**Work instructions:**
(A) For each statement, say whether the feature list agrees: (i) The Kokoro ONNX backend needs an internet connection. (ii) MCP is configured in a section of config.toml. (iii) Ollama support requires extra dependencies. Answer yes or no for each and quote the words of the feature list that decide it.
(B) According to the feature list, which tools does PDF extraction use?
Text under study START
Video Processing (with `video`)

Extract audio from videos: Any format supported by ffmpeg
Transcribe video content: Using any supported ASR model
YouTube video support: Direct download and processing
Batch processing: Handle multiple videos efficiently

Document Processing

PDF extraction (with pdf): Text, layout, and metadata extraction using PyMuPDF and Docling
E-book support (with ebook): EPUB, MOBI, AZW processing
Office documents: Word, PowerPoint, Excel files
Advanced chunking: Preserve document structure
Metadata preservation: Author, title, creation date

Local LLM Features

Local LLM Inference Options

Core support (no extra deps):

Llama.cpp server integration
Ollama HTTP API
Kobold.cpp API
Any OpenAI-compatible endpoint

Enhanced support (with optional deps):

vLLM (local_vllm): High-performance inference
MLX (local_mlx): Optimized for Apple Silicon
Transformers (local_transformers): HuggingFace models
ONNX Runtime: Cross-platform inference

Management features:

Model downloading from HuggingFace
Server health monitoring
Automatic model loading
Performance optimization settings

Subscription System

Content monitoring: Track updates to subscribed content
Periodic checking: Automated update detection
Notification system: Alert on new content
Flexible scheduling: Configure update frequencies

Text-to-Speech System

Comprehensive TTS support with multiple backends:

OpenAI TTS: High-quality cloud-based synthesis
ElevenLabs: Premium voice synthesis with custom voices
Kokoro ONNX (with local_tts): Local neural TTS with no internet required
Chatterbox (with chatterbox): Advanced local TTS model
Unified Interface: Single API for all backends
Voice Selection: Choose from available voices per backend
Audio Output: Direct playback or save to file
STTS Tab: Dedicated UI for speech synthesis and recognition

Model Context Protocol (MCP) Integration

With the mcp optional dependency:

MCP Server: Expose tldw_chatbook features as MCP tools
MCP Client: Integrate with other MCP-compatible applications
Available Tools: Search, RAG, media processing, conversation management
Seamless Integration: Works with Claude Desktop and other MCP clients
Configuration: Via [mcp] section in config.toml

OCR and Document Extraction (with `ocr_docext`)
Text under study END
Material shown START
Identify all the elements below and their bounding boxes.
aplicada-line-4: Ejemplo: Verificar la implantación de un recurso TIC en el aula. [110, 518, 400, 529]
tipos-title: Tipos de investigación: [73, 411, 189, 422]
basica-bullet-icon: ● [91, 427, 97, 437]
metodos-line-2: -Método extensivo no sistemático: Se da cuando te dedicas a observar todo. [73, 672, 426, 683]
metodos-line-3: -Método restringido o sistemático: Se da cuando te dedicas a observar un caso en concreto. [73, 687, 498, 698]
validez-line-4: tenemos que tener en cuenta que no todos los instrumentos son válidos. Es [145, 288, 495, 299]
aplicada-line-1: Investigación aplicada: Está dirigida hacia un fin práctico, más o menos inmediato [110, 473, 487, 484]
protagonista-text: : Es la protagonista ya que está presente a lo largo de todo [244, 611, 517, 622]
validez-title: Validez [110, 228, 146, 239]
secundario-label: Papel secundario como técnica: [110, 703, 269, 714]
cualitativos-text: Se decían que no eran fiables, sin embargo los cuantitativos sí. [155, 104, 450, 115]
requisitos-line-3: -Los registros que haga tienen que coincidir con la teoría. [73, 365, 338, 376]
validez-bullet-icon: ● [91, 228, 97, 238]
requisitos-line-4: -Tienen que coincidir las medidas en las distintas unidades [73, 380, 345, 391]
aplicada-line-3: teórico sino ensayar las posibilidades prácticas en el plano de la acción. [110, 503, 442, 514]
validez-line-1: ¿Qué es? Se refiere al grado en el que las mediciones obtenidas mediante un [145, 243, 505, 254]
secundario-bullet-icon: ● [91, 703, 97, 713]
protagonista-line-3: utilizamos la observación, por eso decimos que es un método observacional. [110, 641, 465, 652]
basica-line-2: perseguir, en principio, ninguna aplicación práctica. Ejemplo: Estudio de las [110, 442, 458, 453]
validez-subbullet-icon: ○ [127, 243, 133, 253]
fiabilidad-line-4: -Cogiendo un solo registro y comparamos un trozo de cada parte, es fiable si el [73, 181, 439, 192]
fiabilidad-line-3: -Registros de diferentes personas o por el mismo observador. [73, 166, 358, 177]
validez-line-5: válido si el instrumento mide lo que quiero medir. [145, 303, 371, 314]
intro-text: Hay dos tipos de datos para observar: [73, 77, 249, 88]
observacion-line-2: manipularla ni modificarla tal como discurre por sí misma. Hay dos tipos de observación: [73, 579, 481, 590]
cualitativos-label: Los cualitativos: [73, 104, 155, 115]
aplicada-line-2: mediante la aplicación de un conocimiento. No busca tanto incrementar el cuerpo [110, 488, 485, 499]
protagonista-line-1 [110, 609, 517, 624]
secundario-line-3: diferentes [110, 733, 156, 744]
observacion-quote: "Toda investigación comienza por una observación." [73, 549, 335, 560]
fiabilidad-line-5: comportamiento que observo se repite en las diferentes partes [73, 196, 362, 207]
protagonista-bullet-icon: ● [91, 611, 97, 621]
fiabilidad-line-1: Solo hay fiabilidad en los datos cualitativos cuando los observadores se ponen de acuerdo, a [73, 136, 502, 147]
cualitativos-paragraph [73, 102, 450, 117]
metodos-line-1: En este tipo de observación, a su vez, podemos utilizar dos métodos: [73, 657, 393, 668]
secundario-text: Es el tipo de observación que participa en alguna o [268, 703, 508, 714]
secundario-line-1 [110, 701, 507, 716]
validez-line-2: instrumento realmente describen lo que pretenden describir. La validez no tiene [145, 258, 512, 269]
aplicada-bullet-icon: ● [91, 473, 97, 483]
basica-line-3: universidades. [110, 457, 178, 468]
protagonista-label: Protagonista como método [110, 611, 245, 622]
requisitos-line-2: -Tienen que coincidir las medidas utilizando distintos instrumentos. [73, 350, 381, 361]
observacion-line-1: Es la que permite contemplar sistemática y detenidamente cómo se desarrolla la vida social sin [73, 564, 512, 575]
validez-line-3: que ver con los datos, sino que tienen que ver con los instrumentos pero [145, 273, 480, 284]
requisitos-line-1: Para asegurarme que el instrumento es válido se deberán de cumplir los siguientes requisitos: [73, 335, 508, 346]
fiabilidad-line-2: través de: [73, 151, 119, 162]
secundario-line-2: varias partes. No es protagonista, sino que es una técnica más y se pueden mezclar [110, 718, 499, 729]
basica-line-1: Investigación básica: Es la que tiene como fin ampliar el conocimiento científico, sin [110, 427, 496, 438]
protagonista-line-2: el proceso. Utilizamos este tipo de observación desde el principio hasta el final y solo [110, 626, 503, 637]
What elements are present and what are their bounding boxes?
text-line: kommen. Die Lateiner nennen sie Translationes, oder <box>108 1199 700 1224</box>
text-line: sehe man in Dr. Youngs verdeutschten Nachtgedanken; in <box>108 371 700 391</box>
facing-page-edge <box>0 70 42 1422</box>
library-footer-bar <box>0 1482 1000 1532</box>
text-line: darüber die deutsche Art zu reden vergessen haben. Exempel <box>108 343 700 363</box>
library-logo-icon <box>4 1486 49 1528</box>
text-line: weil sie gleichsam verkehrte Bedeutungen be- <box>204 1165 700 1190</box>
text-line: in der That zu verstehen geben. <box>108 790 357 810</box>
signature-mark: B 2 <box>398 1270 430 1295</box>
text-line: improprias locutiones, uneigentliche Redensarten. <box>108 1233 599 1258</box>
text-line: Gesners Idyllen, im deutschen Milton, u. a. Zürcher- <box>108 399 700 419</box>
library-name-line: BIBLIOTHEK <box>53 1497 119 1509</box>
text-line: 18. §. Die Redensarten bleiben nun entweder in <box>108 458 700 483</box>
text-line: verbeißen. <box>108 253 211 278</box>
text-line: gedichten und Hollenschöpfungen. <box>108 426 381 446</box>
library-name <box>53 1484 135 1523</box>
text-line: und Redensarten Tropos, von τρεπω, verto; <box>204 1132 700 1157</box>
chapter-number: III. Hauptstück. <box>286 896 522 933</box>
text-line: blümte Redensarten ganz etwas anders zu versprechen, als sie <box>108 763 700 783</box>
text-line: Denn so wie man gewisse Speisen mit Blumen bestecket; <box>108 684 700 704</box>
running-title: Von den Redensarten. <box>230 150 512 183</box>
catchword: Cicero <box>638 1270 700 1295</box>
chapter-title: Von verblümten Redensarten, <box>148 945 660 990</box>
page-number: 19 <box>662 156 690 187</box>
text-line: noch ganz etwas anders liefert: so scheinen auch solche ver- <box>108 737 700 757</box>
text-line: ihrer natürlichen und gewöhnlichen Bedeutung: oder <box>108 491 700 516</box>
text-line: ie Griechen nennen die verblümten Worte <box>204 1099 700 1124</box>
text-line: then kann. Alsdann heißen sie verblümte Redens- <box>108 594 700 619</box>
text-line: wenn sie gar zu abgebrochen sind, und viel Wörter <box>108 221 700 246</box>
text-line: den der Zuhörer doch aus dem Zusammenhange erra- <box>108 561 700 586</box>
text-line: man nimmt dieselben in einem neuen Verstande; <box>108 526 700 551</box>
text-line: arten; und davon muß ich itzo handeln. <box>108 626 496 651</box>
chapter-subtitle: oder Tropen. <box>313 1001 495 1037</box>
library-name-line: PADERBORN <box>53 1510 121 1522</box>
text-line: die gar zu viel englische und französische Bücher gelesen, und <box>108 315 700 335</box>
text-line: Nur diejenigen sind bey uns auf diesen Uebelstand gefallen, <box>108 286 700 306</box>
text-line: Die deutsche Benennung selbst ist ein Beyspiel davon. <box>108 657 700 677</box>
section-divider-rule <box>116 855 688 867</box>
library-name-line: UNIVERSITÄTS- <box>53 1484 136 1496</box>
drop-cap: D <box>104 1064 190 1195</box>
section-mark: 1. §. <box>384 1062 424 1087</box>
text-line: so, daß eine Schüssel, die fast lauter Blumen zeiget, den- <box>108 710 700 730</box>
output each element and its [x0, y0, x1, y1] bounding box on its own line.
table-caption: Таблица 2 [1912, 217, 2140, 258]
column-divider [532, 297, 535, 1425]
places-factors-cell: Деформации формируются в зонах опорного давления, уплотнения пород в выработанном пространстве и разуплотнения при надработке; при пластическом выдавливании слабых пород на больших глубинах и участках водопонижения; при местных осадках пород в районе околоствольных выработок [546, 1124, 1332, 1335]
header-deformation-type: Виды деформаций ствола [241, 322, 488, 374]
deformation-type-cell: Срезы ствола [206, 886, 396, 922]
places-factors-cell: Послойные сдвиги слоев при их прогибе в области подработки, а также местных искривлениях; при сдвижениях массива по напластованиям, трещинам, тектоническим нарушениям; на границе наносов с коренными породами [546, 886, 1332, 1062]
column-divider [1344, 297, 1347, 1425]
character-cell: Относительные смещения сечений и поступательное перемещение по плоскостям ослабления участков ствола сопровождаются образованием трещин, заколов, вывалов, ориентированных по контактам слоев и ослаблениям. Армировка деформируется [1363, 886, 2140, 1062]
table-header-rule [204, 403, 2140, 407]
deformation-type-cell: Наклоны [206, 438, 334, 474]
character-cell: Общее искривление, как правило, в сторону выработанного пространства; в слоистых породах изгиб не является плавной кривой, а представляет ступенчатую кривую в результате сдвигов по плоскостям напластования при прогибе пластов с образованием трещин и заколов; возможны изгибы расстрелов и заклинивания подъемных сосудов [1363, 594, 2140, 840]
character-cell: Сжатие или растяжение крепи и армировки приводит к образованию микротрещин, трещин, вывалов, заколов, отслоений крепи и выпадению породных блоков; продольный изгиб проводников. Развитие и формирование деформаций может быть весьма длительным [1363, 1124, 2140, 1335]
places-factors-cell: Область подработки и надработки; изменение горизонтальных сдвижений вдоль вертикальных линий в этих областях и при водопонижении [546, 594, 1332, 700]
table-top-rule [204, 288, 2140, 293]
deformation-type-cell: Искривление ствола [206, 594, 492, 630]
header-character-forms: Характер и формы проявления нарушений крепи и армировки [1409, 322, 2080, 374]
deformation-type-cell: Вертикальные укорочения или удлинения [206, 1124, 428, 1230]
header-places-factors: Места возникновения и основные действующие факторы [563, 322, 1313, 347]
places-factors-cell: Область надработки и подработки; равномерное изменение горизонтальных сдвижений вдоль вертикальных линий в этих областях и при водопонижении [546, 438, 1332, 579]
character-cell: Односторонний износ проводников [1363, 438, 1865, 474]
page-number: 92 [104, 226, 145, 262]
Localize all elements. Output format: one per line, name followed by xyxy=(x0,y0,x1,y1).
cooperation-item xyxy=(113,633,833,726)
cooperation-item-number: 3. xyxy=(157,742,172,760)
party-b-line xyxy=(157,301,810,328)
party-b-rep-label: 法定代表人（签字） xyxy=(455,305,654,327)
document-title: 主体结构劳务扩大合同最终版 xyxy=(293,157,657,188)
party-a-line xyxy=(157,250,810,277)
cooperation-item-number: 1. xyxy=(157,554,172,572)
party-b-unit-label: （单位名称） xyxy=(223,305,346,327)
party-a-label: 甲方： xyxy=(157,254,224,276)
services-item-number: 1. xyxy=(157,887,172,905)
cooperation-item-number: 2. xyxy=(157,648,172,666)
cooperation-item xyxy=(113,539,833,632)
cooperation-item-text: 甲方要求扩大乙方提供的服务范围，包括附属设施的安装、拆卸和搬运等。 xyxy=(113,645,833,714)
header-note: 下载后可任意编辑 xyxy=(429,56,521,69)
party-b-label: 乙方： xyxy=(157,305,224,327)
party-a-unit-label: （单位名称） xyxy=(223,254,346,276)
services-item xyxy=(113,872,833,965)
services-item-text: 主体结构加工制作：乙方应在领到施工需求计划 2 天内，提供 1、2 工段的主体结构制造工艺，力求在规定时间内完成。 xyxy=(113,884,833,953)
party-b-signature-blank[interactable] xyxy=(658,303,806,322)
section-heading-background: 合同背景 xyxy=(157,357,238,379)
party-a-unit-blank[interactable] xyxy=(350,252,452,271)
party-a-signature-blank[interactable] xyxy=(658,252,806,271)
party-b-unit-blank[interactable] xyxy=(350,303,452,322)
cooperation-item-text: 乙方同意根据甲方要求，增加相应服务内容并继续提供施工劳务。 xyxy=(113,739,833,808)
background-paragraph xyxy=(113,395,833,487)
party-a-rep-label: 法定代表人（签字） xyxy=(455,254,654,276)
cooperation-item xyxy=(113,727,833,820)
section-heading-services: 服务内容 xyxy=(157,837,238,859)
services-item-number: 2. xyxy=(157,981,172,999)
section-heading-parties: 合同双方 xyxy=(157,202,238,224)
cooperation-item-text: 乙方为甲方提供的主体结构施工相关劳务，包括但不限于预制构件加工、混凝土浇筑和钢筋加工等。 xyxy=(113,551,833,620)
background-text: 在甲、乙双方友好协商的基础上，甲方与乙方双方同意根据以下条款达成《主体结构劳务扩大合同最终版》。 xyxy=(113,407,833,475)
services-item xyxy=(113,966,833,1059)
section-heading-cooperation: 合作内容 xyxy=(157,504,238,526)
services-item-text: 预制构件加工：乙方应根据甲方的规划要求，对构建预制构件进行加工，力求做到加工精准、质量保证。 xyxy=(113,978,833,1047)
Material shown END
**Answer set:**
(A)
(i) No: "Local neural TTS with no internet required"
(ii) Yes: "Configuration: Via [mcp] section in config.toml"
(iii) No: Ollama is listed under "Core support (no extra deps):"

(B) PyMuPDF and Docling.